YOUR INSTRUCTIONS: Search the material for the string "recht", then report how many lines hold it, with no other text.

━━ DATA FOR THIS TASK ━━

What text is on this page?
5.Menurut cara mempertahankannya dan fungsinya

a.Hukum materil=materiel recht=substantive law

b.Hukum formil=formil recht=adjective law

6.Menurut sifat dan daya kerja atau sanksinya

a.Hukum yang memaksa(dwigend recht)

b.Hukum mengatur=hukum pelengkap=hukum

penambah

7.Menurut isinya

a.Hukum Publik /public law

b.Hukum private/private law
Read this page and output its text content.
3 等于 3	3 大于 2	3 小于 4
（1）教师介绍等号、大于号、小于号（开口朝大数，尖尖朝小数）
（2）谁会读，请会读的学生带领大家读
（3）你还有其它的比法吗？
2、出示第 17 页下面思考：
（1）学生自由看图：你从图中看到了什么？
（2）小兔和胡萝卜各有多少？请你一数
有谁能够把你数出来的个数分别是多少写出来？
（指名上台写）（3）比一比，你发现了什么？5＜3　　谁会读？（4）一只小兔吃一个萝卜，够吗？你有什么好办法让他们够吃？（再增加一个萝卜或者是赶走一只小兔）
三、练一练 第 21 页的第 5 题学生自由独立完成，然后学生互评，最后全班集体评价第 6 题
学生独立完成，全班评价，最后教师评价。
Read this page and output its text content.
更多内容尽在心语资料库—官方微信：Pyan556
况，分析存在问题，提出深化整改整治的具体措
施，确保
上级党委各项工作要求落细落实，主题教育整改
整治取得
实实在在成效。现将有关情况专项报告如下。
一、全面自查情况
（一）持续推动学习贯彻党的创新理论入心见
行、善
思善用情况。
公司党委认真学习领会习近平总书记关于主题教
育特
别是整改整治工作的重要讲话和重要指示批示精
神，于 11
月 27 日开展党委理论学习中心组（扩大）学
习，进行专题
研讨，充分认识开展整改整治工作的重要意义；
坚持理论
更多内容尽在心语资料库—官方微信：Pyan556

━━━

REPLY: 3